Dataset items
• • • • • • •
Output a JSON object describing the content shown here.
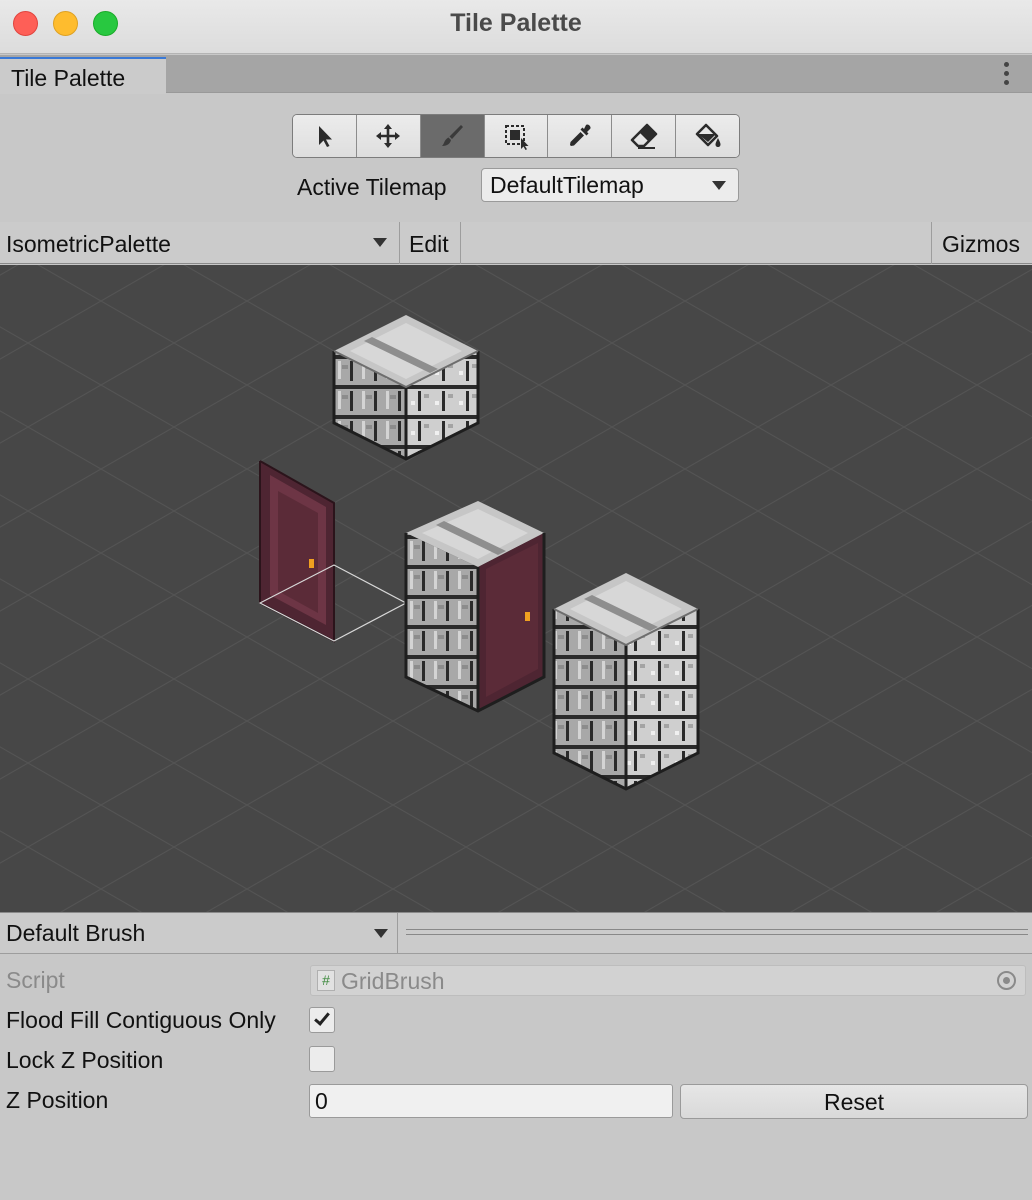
{
  "window": {
    "title": "Tile Palette"
  },
  "tab": {
    "label": "Tile Palette"
  },
  "toolbar": {
    "tools": [
      {
        "name": "select-tool",
        "icon": "select-arrow-icon",
        "active": false
      },
      {
        "name": "move-tool",
        "icon": "move-arrows-icon",
        "active": false
      },
      {
        "name": "paint-tool",
        "icon": "paintbrush-icon",
        "active": true
      },
      {
        "name": "box-fill-tool",
        "icon": "box-fill-icon",
        "active": false
      },
      {
        "name": "pick-tool",
        "icon": "eyedropper-icon",
        "active": false
      },
      {
        "name": "erase-tool",
        "icon": "eraser-icon",
        "active": false
      },
      {
        "name": "fill-tool",
        "icon": "paint-bucket-icon",
        "active": false
      }
    ],
    "active_tilemap_label": "Active Tilemap",
    "active_tilemap_value": "DefaultTilemap"
  },
  "palette_header": {
    "palette_name": "IsometricPalette",
    "edit_label": "Edit",
    "gizmos_label": "Gizmos"
  },
  "brush": {
    "name": "Default Brush",
    "script_label": "Script",
    "script_value": "GridBrush",
    "flood_fill_label": "Flood Fill Contiguous Only",
    "flood_fill_checked": true,
    "lock_z_label": "Lock Z Position",
    "lock_z_checked": false,
    "z_position_label": "Z Position",
    "z_position_value": "0",
    "reset_label": "Reset"
  },
  "colors": {
    "canvas_bg": "#474747",
    "grid_line": "#565656",
    "stone_light": "#bdbdbd",
    "door": "#5b2b38",
    "accent": "#3a79d6"
  }
}
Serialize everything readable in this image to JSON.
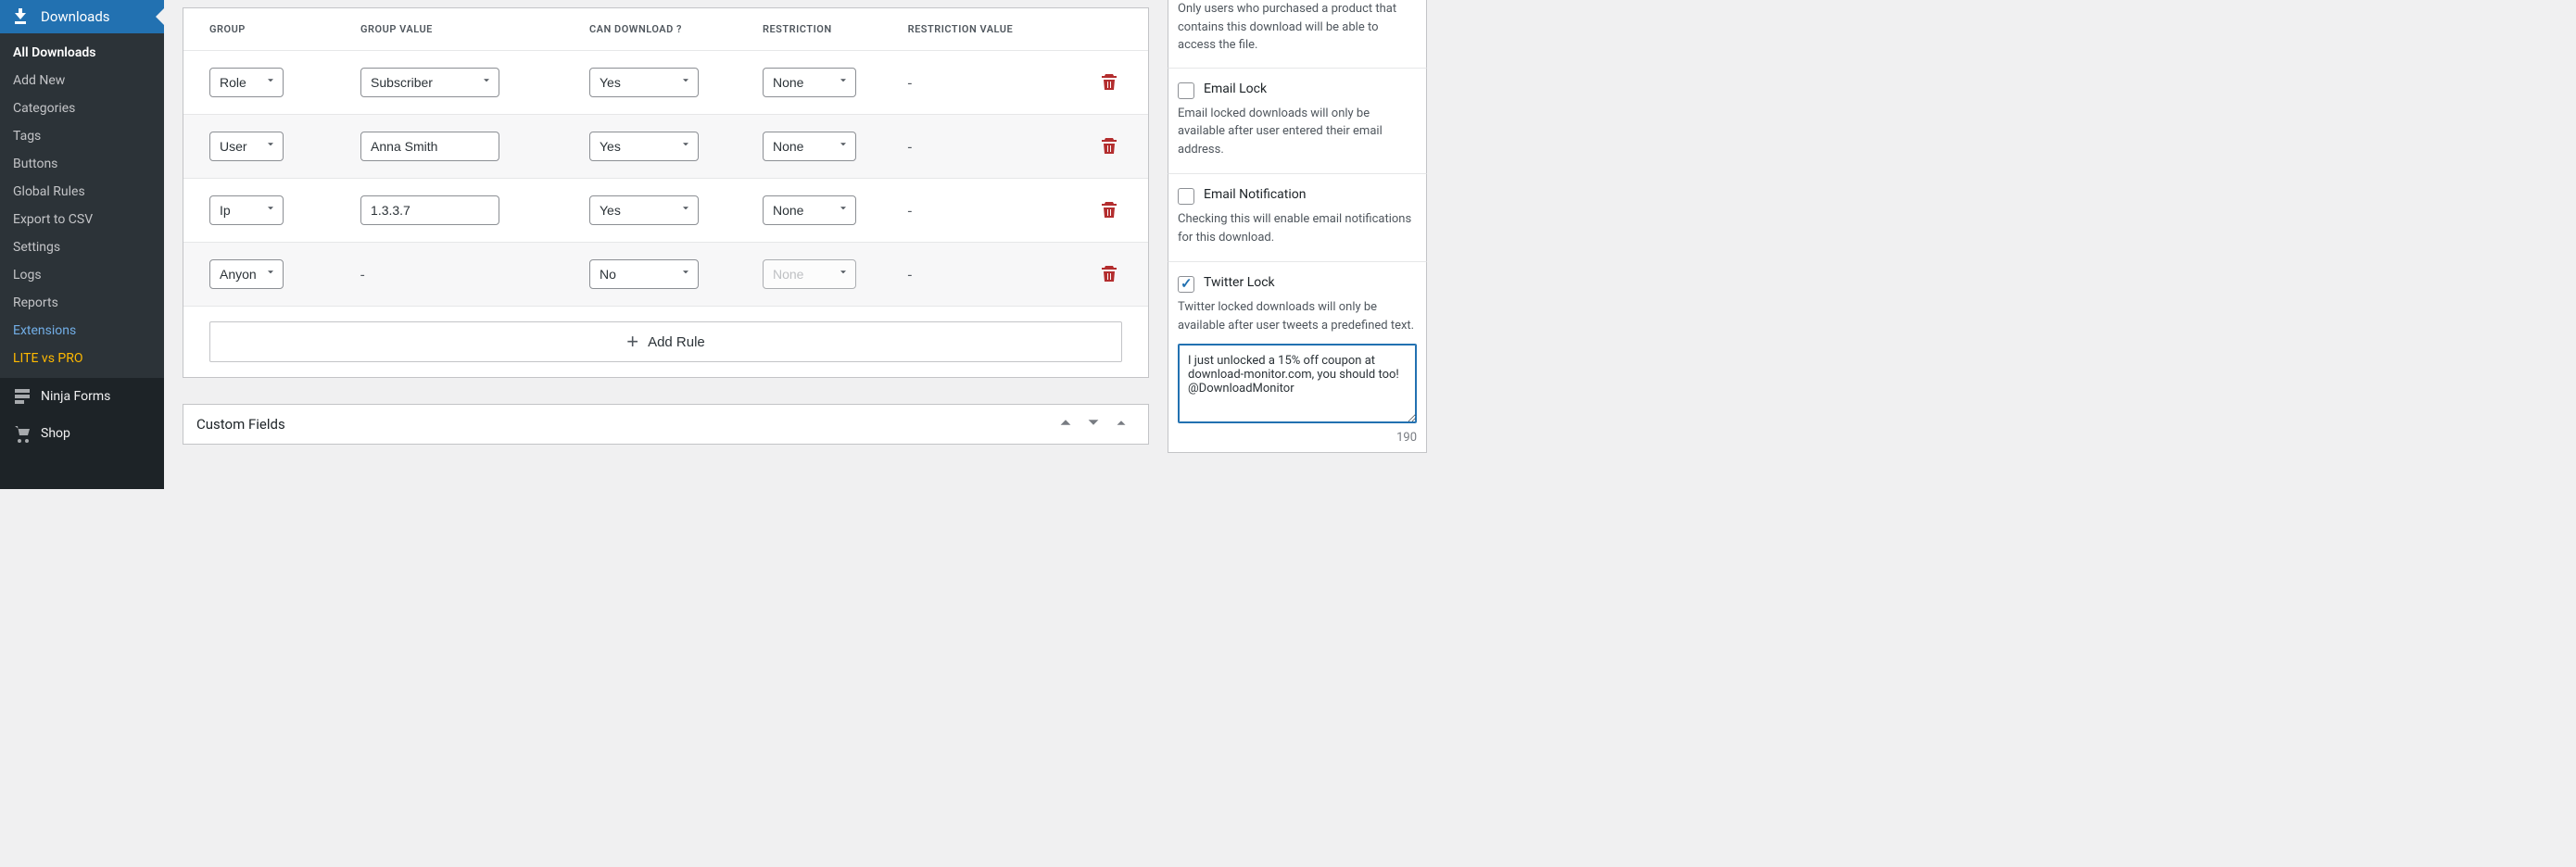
{
  "sidebar": {
    "top_label": "Downloads",
    "submenu": [
      {
        "label": "All Downloads",
        "active": true
      },
      {
        "label": "Add New"
      },
      {
        "label": "Categories"
      },
      {
        "label": "Tags"
      },
      {
        "label": "Buttons"
      },
      {
        "label": "Global Rules"
      },
      {
        "label": "Export to CSV"
      },
      {
        "label": "Settings"
      },
      {
        "label": "Logs"
      },
      {
        "label": "Reports"
      },
      {
        "label": "Extensions",
        "style": "blue"
      },
      {
        "label": "LITE vs PRO",
        "style": "highlight"
      }
    ],
    "other": [
      {
        "label": "Ninja Forms",
        "icon": "form"
      },
      {
        "label": "Shop",
        "icon": "cart"
      }
    ]
  },
  "rules": {
    "headers": {
      "group": "GROUP",
      "group_value": "GROUP VALUE",
      "can_download": "CAN DOWNLOAD ?",
      "restriction": "RESTRICTION",
      "restriction_value": "RESTRICTION VALUE"
    },
    "rows": [
      {
        "group": "Role",
        "group_value_select": "Subscriber",
        "can_download": "Yes",
        "restriction": "None",
        "restriction_value": "-"
      },
      {
        "group": "User",
        "group_value_text": "Anna Smith",
        "can_download": "Yes",
        "restriction": "None",
        "restriction_value": "-",
        "alt": true
      },
      {
        "group": "Ip",
        "group_value_text": "1.3.3.7",
        "can_download": "Yes",
        "restriction": "None",
        "restriction_value": "-"
      },
      {
        "group": "Anyone",
        "group_value_dash": "-",
        "can_download": "No",
        "restriction": "None",
        "restriction_disabled": true,
        "restriction_value": "-",
        "alt": true
      }
    ],
    "add_rule_label": "Add Rule"
  },
  "custom_fields_panel": {
    "title": "Custom Fields"
  },
  "right": {
    "members_only_desc": "Only users who purchased a product that contains this download will be able to access the file.",
    "email_lock": {
      "label": "Email Lock",
      "desc": "Email locked downloads will only be available after user entered their email address.",
      "checked": false
    },
    "email_notification": {
      "label": "Email Notification",
      "desc": "Checking this will enable email notifications for this download.",
      "checked": false
    },
    "twitter_lock": {
      "label": "Twitter Lock",
      "desc": "Twitter locked downloads will only be available after user tweets a predefined text.",
      "checked": true,
      "tweet_text": "I just unlocked a 15% off coupon at download-monitor.com, you should too! @DownloadMonitor",
      "char_count": "190"
    }
  }
}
• • • • • • •
Set problem - Write out every line of the entries that holds the word "true".

Exercise result -
        "active": true
    "flood_fill_checked": true,
        "active": true
        "alt": true
        "restriction_disabled": true,
        "alt": true
      "checked": true,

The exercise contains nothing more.